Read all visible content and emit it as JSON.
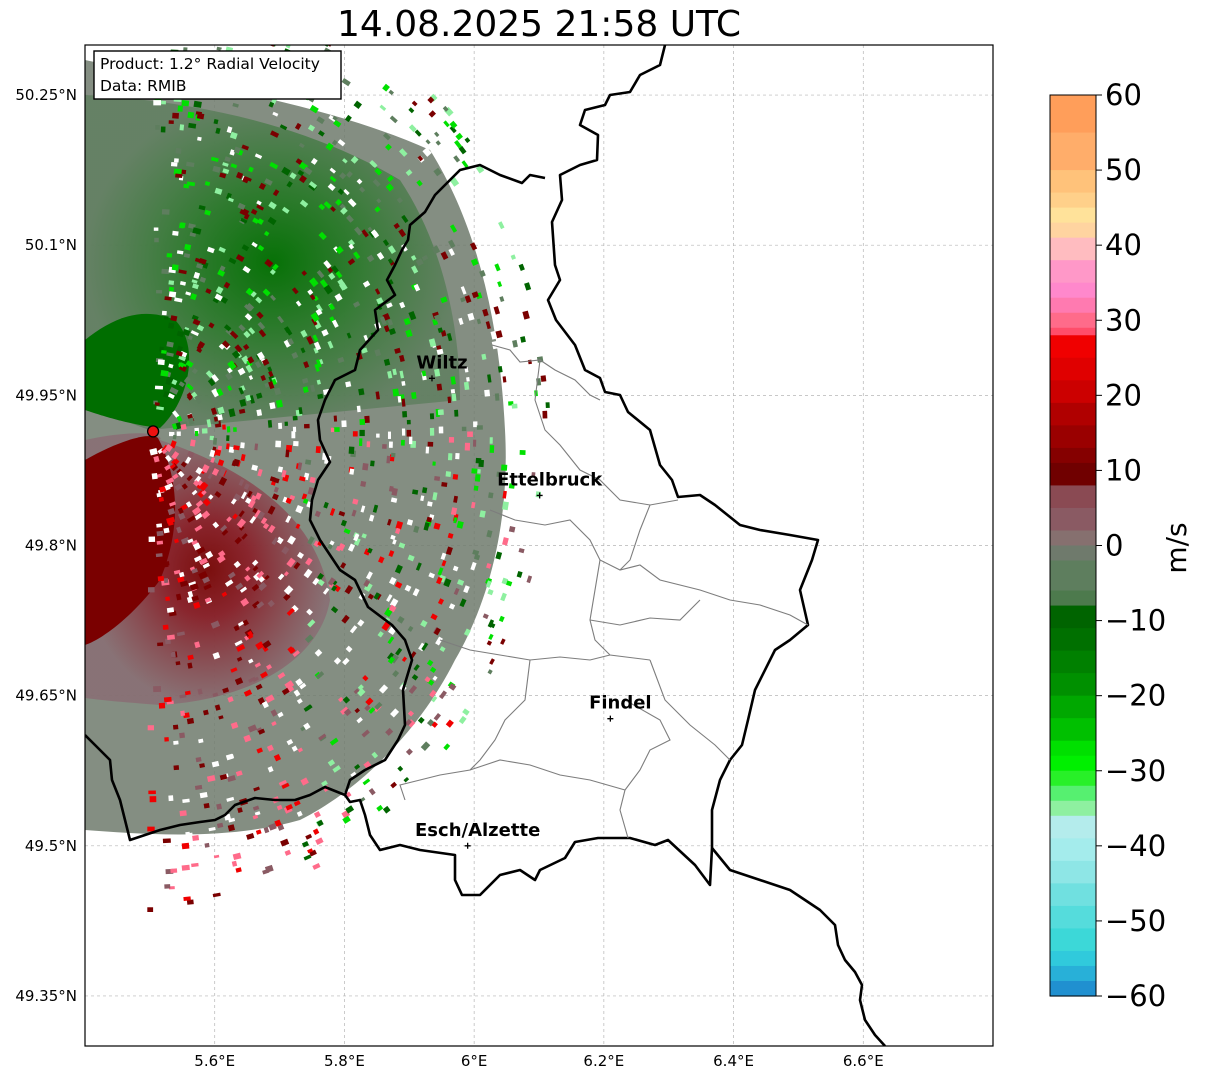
{
  "title": "14.08.2025 21:58 UTC",
  "info_box": {
    "line1": "Product: 1.2° Radial Velocity",
    "line2": "Data: RMIB"
  },
  "map": {
    "lon_range": [
      5.4,
      6.8
    ],
    "lat_range": [
      49.3,
      50.3
    ],
    "lat_ticks": [
      {
        "value": 50.25,
        "label": "50.25°N"
      },
      {
        "value": 50.1,
        "label": "50.1°N"
      },
      {
        "value": 49.95,
        "label": "49.95°N"
      },
      {
        "value": 49.8,
        "label": "49.8°N"
      },
      {
        "value": 49.65,
        "label": "49.65°N"
      },
      {
        "value": 49.5,
        "label": "49.5°N"
      },
      {
        "value": 49.35,
        "label": "49.35°N"
      }
    ],
    "lon_ticks": [
      {
        "value": 5.6,
        "label": "5.6°E"
      },
      {
        "value": 5.8,
        "label": "5.8°E"
      },
      {
        "value": 6.0,
        "label": "6°E"
      },
      {
        "value": 6.2,
        "label": "6.2°E"
      },
      {
        "value": 6.4,
        "label": "6.4°E"
      },
      {
        "value": 6.6,
        "label": "6.6°E"
      }
    ],
    "grid": true,
    "radar_site": {
      "lon": 5.505,
      "lat": 49.914
    },
    "cities": [
      {
        "name": "Wiltz",
        "lon": 5.935,
        "lat": 49.967
      },
      {
        "name": "Ettelbruck",
        "lon": 6.101,
        "lat": 49.85
      },
      {
        "name": "Findel",
        "lon": 6.21,
        "lat": 49.627
      },
      {
        "name": "Esch/Alzette",
        "lon": 5.99,
        "lat": 49.5
      }
    ]
  },
  "colorbar": {
    "label": "m/s",
    "min": -60,
    "max": 60,
    "ticks": [
      "60",
      "50",
      "40",
      "30",
      "20",
      "10",
      "0",
      "−10",
      "−20",
      "−30",
      "−40",
      "−50",
      "−60"
    ],
    "tick_values": [
      60,
      50,
      40,
      30,
      20,
      10,
      0,
      -10,
      -20,
      -30,
      -40,
      -50,
      -60
    ],
    "colors": {
      "orange": "#ff9e5a",
      "pink": "#ff6b8a",
      "red": "#f00000",
      "dark_red": "#7a0000",
      "mauve": "#8a5a63",
      "gray_green": "#5e7e5e",
      "dark_green": "#006400",
      "green": "#00e000",
      "light_green": "#8ef0a0",
      "cyan": "#33dada",
      "blue": "#1f78c8"
    }
  }
}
============
Exercise aim. Copy the whole of the material above exactly, but not its images.

Result of this task.
Read all visible content and emit it as JSON.
{
  "title": "14.08.2025 21:58 UTC",
  "info_box": {
    "line1": "Product: 1.2° Radial Velocity",
    "line2": "Data: RMIB"
  },
  "map": {
    "lon_range": [
      5.4,
      6.8
    ],
    "lat_range": [
      49.3,
      50.3
    ],
    "lat_ticks": [
      {
        "value": 50.25,
        "label": "50.25°N"
      },
      {
        "value": 50.1,
        "label": "50.1°N"
      },
      {
        "value": 49.95,
        "label": "49.95°N"
      },
      {
        "value": 49.8,
        "label": "49.8°N"
      },
      {
        "value": 49.65,
        "label": "49.65°N"
      },
      {
        "value": 49.5,
        "label": "49.5°N"
      },
      {
        "value": 49.35,
        "label": "49.35°N"
      }
    ],
    "lon_ticks": [
      {
        "value": 5.6,
        "label": "5.6°E"
      },
      {
        "value": 5.8,
        "label": "5.8°E"
      },
      {
        "value": 6.0,
        "label": "6°E"
      },
      {
        "value": 6.2,
        "label": "6.2°E"
      },
      {
        "value": 6.4,
        "label": "6.4°E"
      },
      {
        "value": 6.6,
        "label": "6.6°E"
      }
    ],
    "grid": true,
    "radar_site": {
      "lon": 5.505,
      "lat": 49.914
    },
    "cities": [
      {
        "name": "Wiltz",
        "lon": 5.935,
        "lat": 49.967
      },
      {
        "name": "Ettelbruck",
        "lon": 6.101,
        "lat": 49.85
      },
      {
        "name": "Findel",
        "lon": 6.21,
        "lat": 49.627
      },
      {
        "name": "Esch/Alzette",
        "lon": 5.99,
        "lat": 49.5
      }
    ]
  },
  "colorbar": {
    "label": "m/s",
    "min": -60,
    "max": 60,
    "ticks": [
      "60",
      "50",
      "40",
      "30",
      "20",
      "10",
      "0",
      "−10",
      "−20",
      "−30",
      "−40",
      "−50",
      "−60"
    ],
    "tick_values": [
      60,
      50,
      40,
      30,
      20,
      10,
      0,
      -10,
      -20,
      -30,
      -40,
      -50,
      -60
    ],
    "colors": {
      "orange": "#ff9e5a",
      "pink": "#ff6b8a",
      "red": "#f00000",
      "dark_red": "#7a0000",
      "mauve": "#8a5a63",
      "gray_green": "#5e7e5e",
      "dark_green": "#006400",
      "green": "#00e000",
      "light_green": "#8ef0a0",
      "cyan": "#33dada",
      "blue": "#1f78c8"
    }
  }
}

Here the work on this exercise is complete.